=== Extrait à lire ===

════════

LE LOUP DANS LA BERGERIE !
Depuis la fin le début des années 50, Ferrari est
devenue la marque étalon à battre, tant sur les circuits,
que sur le marché des GT haut de gamme ultra-performantes.
Jusqu'à ce jour, nombreux sont ceux qui ont relevé
le défi, et il n'y a guère que Lamborghini qui ait
réussi dans la durée, non sans mal, à tenir
la dragée haute à la firme de Maranello. Tous les
autres ont du cesser le combat, faute de clients, ou faute d'image.
Cizeta-Moroder est de ceux-là, et pourtant dans la corbeille
on pouvait trouver un design signé Marcello Gandini et un
moteur V16 de 520 ch à la mélodie envoûtante...
Texte :
Nicolas LISZEWSKI
Photos : D.R.
Claudio Zampolli débarque aux Etats-Unis en 1973. Sa mission
est de réorganiser le réseau Lamborghini
outre-Atlantique. Une fois sa mission acquittée, il a le
secret projet de concevoir une supercar d'exception capable de faire
oublier la Lamborghini
Countach. Ses connaissances avec le personnel Lamborghini lui
seront précieuses pour la réussite, ou tout du moins
l'aboutissement de son projet. Son cahier des charges reprend en
quelque sorte celui de la Countach mais en le magnifiant et l'actualisant.

════════

=== Données enregistrées ===
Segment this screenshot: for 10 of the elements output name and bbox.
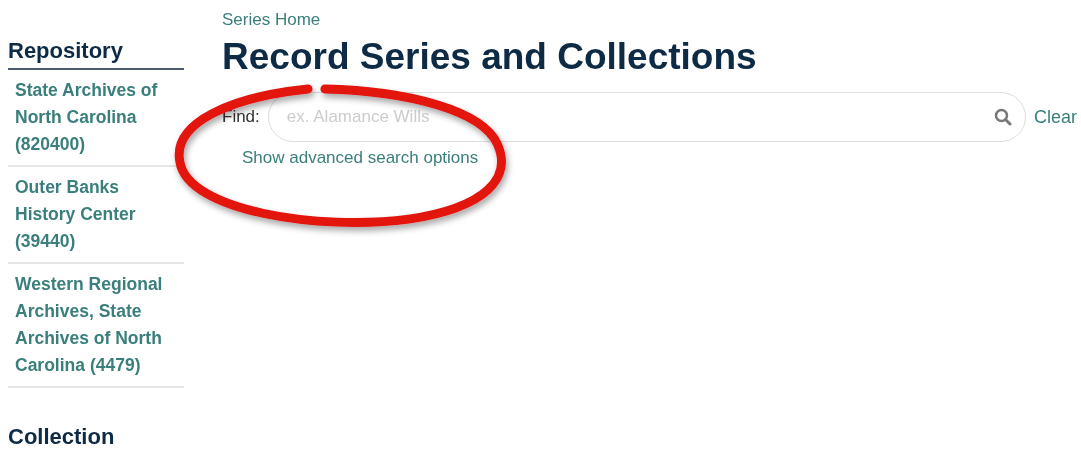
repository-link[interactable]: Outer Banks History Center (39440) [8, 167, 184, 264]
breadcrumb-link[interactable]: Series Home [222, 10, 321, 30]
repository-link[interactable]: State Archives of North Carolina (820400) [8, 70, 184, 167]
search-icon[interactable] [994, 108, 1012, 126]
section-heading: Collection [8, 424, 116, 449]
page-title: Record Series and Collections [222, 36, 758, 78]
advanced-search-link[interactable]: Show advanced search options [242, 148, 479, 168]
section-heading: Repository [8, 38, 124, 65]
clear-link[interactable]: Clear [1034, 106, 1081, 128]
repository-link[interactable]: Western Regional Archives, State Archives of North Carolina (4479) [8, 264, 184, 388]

════════

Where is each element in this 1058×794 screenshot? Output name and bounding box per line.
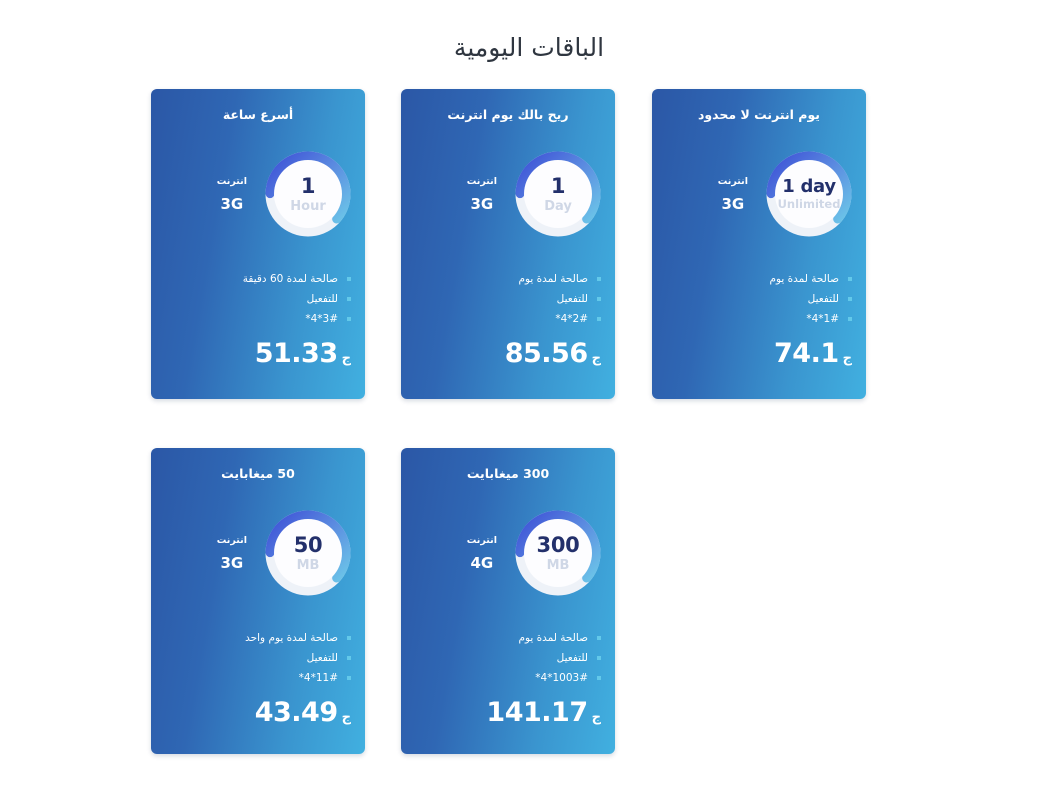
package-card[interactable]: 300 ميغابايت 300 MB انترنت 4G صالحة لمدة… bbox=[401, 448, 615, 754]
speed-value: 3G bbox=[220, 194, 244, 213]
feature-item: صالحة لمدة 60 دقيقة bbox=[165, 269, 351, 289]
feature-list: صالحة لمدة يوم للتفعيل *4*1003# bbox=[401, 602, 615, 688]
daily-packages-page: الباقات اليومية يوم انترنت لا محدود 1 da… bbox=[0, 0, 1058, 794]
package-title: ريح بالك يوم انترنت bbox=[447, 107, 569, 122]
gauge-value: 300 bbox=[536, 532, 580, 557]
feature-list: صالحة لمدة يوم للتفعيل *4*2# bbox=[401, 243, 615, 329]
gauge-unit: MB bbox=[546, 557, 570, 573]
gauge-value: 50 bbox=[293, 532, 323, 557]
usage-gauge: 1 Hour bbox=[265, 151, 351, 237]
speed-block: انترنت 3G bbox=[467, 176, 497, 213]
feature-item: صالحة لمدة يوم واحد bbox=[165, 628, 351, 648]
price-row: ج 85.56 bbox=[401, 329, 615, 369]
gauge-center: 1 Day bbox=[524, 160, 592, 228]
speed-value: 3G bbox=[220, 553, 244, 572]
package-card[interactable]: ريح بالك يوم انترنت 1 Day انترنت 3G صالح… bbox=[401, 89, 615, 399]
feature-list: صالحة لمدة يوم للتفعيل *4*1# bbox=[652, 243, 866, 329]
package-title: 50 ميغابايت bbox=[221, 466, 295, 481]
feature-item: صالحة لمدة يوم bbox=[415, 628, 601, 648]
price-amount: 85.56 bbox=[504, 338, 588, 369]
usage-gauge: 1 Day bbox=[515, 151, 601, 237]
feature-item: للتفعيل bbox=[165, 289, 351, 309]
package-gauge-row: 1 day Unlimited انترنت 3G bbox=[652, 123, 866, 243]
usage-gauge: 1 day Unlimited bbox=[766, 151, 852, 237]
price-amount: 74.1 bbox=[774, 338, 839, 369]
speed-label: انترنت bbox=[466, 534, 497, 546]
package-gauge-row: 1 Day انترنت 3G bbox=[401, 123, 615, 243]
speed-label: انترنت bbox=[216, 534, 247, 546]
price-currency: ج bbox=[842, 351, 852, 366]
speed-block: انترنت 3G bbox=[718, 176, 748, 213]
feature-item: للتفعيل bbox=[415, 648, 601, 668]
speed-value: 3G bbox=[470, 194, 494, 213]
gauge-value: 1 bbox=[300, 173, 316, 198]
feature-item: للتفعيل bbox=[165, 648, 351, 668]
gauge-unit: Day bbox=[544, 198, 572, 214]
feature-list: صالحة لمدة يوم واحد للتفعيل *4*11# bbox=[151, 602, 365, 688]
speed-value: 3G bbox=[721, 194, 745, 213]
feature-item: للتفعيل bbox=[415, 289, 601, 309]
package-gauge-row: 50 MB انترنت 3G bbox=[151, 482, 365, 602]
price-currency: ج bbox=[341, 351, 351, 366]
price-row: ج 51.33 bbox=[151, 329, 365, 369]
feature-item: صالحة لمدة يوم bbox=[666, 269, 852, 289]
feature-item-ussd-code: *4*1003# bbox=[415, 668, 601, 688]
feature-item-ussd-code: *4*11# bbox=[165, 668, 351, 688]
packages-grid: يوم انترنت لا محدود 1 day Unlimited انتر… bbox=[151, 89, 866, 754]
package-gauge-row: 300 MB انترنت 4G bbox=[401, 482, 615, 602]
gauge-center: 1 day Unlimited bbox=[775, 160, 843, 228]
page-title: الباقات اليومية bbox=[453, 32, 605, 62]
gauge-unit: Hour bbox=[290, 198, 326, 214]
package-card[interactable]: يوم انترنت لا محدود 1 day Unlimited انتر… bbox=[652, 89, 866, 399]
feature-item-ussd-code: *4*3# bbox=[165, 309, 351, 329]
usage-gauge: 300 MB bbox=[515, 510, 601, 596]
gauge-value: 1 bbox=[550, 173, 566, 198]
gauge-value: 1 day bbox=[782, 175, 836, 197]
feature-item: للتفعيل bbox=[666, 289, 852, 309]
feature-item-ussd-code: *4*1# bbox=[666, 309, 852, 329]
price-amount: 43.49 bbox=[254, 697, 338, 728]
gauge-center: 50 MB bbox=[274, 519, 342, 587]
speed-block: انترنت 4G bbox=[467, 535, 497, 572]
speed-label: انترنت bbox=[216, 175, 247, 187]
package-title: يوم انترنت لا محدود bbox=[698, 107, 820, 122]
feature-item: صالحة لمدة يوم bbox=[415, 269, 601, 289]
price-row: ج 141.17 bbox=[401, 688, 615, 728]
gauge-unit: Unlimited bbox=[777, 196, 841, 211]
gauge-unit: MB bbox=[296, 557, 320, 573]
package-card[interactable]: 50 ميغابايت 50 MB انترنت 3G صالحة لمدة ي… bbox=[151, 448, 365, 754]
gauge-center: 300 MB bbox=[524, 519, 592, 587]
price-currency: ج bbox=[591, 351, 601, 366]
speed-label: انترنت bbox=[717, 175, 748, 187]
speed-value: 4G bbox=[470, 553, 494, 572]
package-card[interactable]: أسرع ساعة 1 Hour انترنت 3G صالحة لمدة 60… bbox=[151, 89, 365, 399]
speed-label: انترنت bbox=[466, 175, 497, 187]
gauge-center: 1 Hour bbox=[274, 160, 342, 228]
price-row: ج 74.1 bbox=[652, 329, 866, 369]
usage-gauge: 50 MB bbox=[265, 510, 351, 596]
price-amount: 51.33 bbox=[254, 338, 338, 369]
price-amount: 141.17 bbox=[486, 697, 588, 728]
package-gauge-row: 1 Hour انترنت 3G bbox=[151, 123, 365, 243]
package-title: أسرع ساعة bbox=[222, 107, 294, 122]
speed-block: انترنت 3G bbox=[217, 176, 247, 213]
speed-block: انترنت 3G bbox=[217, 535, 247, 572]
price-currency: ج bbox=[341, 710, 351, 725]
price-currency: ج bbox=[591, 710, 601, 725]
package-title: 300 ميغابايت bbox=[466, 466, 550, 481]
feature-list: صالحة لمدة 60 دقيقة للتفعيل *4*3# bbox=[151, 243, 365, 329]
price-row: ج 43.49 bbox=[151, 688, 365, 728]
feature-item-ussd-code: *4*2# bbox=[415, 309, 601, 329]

════════

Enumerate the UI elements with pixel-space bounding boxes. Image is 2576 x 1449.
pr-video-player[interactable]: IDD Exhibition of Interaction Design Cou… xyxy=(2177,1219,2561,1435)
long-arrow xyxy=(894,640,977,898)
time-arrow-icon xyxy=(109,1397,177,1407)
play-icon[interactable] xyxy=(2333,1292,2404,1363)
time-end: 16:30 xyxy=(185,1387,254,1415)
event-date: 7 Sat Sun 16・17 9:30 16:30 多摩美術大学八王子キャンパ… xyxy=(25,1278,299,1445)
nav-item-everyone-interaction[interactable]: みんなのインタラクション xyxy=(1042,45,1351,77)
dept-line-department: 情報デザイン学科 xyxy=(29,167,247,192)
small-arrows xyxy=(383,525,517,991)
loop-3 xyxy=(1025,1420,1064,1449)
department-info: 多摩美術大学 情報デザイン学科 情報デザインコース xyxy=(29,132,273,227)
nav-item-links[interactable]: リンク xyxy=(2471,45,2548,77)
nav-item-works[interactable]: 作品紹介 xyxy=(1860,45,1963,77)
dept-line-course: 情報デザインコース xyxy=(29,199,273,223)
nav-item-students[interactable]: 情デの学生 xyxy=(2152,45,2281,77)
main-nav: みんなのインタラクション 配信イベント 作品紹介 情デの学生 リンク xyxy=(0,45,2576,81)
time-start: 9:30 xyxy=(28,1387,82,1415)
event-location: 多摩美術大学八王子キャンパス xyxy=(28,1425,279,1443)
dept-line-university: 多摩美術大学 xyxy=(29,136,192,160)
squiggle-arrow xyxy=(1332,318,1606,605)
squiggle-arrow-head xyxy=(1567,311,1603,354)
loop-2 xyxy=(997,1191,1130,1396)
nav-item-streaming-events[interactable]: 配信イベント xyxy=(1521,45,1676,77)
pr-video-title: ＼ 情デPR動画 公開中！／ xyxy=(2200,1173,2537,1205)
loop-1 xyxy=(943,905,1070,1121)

════════

=== Exercices ===
(1) Reproduisez mot pour mot le passage de l'extrait sur la Cizeta-Moroder qui commence aux mots "Jusqu'à ce jour, nombreux" et s'arrête après "Photos : D.R.".
(2) Répondez brièvement aux questions suivantes d'après l'extrait sur la Cizeta-Moroder.
(a) Qui a signé le design de la Cizeta-Moroder ?
(b) Quelle puissance le moteur V16 développe-t-il ?
(c) En quelle année Claudio Zampolli arrive-t-il aux États-Unis ?

=== Corrigé des exercices ===
(1)
Jusqu'à ce jour, nombreux sont ceux qui ont relevé
le défi, et il n'y a guère que Lamborghini qui ait
réussi dans la durée, non sans mal, à tenir
la dragée haute à la firme de Maranello. Tous les
autres ont du cesser le combat, faute de clients, ou faute d'image.
Cizeta-Moroder est de ceux-là, et pourtant dans la corbeille
on pouvait trouver un design signé Marcello Gandini et un
moteur V16 de 520 ch à la mélodie envoûtante...
Texte :
Nicolas LISZEWSKI
Photos : D.R.

(2)
(a) Marcello Gandini.
(b) 520 ch.
(c) En 1973.